Your objective: Records follow. Select each line holding "الوسط".

Supplied information:

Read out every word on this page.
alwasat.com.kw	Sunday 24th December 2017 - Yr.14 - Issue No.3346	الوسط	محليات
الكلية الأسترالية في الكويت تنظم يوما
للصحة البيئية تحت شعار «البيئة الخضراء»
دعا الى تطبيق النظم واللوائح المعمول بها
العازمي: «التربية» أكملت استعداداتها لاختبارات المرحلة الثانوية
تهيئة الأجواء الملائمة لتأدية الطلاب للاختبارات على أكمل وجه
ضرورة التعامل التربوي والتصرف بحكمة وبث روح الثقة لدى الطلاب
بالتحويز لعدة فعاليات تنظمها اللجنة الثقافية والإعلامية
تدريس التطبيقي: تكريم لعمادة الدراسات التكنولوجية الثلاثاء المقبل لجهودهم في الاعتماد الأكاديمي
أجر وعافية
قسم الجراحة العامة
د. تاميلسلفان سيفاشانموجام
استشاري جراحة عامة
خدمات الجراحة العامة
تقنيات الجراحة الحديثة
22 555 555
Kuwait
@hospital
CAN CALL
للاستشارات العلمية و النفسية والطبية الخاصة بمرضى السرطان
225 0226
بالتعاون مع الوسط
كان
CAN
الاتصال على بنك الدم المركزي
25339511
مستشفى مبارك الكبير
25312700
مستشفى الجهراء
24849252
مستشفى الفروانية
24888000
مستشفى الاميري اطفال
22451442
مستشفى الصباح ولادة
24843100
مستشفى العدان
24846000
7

Solution to this exercise:
alwasat.com.kw	Sunday 24th December 2017 - Yr.14 - Issue No.3346	الوسط	محليات
بالتعاون مع الوسط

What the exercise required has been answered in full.